## SET EXERCISE:
Give every line of the data again, unchanged, but with no pictures.

Data records:
▽

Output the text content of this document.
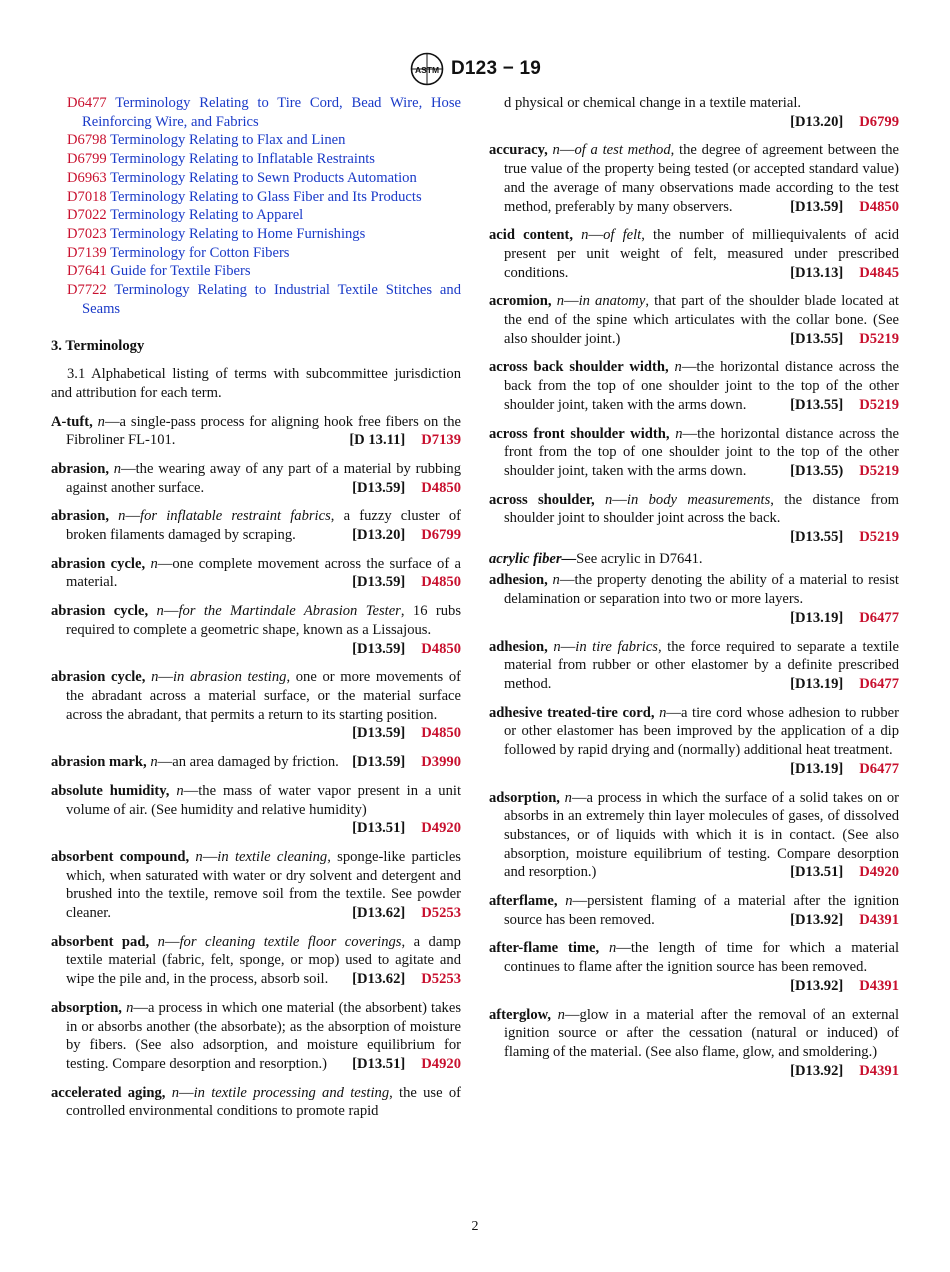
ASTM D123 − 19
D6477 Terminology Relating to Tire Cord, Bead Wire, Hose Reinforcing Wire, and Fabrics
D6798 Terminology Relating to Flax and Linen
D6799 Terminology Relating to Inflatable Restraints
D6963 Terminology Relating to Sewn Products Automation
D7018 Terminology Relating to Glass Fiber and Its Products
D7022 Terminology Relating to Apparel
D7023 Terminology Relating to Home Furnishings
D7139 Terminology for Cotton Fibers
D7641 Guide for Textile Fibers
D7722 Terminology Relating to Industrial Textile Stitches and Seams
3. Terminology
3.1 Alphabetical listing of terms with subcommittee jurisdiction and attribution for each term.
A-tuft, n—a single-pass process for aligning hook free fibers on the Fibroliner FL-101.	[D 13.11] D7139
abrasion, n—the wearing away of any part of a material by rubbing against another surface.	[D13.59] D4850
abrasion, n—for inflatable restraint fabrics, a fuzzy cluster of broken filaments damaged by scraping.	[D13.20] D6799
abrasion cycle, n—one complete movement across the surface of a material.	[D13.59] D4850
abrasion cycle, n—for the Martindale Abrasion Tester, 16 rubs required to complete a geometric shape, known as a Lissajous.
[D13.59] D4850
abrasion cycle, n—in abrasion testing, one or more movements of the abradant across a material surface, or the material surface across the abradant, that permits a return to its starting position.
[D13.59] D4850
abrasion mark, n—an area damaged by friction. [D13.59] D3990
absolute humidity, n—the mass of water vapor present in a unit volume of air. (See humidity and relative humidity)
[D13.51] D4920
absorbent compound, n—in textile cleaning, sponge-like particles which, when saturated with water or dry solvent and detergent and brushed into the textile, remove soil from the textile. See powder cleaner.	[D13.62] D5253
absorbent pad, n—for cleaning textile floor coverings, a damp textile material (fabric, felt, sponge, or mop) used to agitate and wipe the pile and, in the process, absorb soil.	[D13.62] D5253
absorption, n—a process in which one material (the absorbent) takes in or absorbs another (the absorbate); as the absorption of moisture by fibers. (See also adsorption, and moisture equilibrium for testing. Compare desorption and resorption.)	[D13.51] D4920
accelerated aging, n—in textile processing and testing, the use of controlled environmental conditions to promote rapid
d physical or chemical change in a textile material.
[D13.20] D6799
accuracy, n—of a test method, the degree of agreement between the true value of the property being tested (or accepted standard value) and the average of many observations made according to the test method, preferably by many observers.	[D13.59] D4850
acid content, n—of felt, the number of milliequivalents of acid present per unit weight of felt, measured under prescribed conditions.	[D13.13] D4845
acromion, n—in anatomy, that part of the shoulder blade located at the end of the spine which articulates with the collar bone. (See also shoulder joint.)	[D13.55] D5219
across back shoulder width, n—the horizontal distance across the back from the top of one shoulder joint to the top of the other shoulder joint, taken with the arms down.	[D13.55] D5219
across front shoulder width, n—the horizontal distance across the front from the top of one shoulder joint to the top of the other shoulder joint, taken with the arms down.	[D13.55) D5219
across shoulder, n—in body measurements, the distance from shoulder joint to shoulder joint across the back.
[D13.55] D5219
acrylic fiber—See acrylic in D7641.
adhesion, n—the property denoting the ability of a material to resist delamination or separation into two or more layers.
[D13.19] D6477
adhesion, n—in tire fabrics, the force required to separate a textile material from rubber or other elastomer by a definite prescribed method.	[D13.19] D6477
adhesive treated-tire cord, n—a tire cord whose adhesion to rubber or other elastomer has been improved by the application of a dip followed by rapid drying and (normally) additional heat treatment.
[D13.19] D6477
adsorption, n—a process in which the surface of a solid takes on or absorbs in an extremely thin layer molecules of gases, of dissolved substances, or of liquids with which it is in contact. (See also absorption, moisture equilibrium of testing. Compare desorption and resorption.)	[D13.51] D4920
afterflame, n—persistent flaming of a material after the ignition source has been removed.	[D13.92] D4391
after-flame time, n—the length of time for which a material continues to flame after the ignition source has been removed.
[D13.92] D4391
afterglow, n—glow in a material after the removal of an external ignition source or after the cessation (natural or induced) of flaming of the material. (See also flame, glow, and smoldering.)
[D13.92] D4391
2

△

## WRITTEN ANSWER:
Output the text content of this document.
ASTM D123 − 19
D6477 Terminology Relating to Tire Cord, Bead Wire, Hose Reinforcing Wire, and Fabrics
D6798 Terminology Relating to Flax and Linen
D6799 Terminology Relating to Inflatable Restraints
D6963 Terminology Relating to Sewn Products Automation
D7018 Terminology Relating to Glass Fiber and Its Products
D7022 Terminology Relating to Apparel
D7023 Terminology Relating to Home Furnishings
D7139 Terminology for Cotton Fibers
D7641 Guide for Textile Fibers
D7722 Terminology Relating to Industrial Textile Stitches and Seams
3. Terminology
3.1 Alphabetical listing of terms with subcommittee jurisdiction and attribution for each term.
A-tuft, n—a single-pass process for aligning hook free fibers on the Fibroliner FL-101.	[D 13.11] D7139
abrasion, n—the wearing away of any part of a material by rubbing against another surface.	[D13.59] D4850
abrasion, n—for inflatable restraint fabrics, a fuzzy cluster of broken filaments damaged by scraping.	[D13.20] D6799
abrasion cycle, n—one complete movement across the surface of a material.	[D13.59] D4850
abrasion cycle, n—for the Martindale Abrasion Tester, 16 rubs required to complete a geometric shape, known as a Lissajous.
[D13.59] D4850
abrasion cycle, n—in abrasion testing, one or more movements of the abradant across a material surface, or the material surface across the abradant, that permits a return to its starting position.
[D13.59] D4850
abrasion mark, n—an area damaged by friction. [D13.59] D3990
absolute humidity, n—the mass of water vapor present in a unit volume of air. (See humidity and relative humidity)
[D13.51] D4920
absorbent compound, n—in textile cleaning, sponge-like particles which, when saturated with water or dry solvent and detergent and brushed into the textile, remove soil from the textile. See powder cleaner.	[D13.62] D5253
absorbent pad, n—for cleaning textile floor coverings, a damp textile material (fabric, felt, sponge, or mop) used to agitate and wipe the pile and, in the process, absorb soil.	[D13.62] D5253
absorption, n—a process in which one material (the absorbent) takes in or absorbs another (the absorbate); as the absorption of moisture by fibers. (See also adsorption, and moisture equilibrium for testing. Compare desorption and resorption.)	[D13.51] D4920
accelerated aging, n—in textile processing and testing, the use of controlled environmental conditions to promote rapid
d physical or chemical change in a textile material.
[D13.20] D6799
accuracy, n—of a test method, the degree of agreement between the true value of the property being tested (or accepted standard value) and the average of many observations made according to the test method, preferably by many observers.	[D13.59] D4850
acid content, n—of felt, the number of milliequivalents of acid present per unit weight of felt, measured under prescribed conditions.	[D13.13] D4845
acromion, n—in anatomy, that part of the shoulder blade located at the end of the spine which articulates with the collar bone. (See also shoulder joint.)	[D13.55] D5219
across back shoulder width, n—the horizontal distance across the back from the top of one shoulder joint to the top of the other shoulder joint, taken with the arms down.	[D13.55] D5219
across front shoulder width, n—the horizontal distance across the front from the top of one shoulder joint to the top of the other shoulder joint, taken with the arms down.	[D13.55) D5219
across shoulder, n—in body measurements, the distance from shoulder joint to shoulder joint across the back.
[D13.55] D5219
acrylic fiber—See acrylic in D7641.
adhesion, n—the property denoting the ability of a material to resist delamination or separation into two or more layers.
[D13.19] D6477
adhesion, n—in tire fabrics, the force required to separate a textile material from rubber or other elastomer by a definite prescribed method.	[D13.19] D6477
adhesive treated-tire cord, n—a tire cord whose adhesion to rubber or other elastomer has been improved by the application of a dip followed by rapid drying and (normally) additional heat treatment.
[D13.19] D6477
adsorption, n—a process in which the surface of a solid takes on or absorbs in an extremely thin layer molecules of gases, of dissolved substances, or of liquids with which it is in contact. (See also absorption, moisture equilibrium of testing. Compare desorption and resorption.)	[D13.51] D4920
afterflame, n—persistent flaming of a material after the ignition source has been removed.	[D13.92] D4391
after-flame time, n—the length of time for which a material continues to flame after the ignition source has been removed.
[D13.92] D4391
afterglow, n—glow in a material after the removal of an external ignition source or after the cessation (natural or induced) of flaming of the material. (See also flame, glow, and smoldering.)
[D13.92] D4391
2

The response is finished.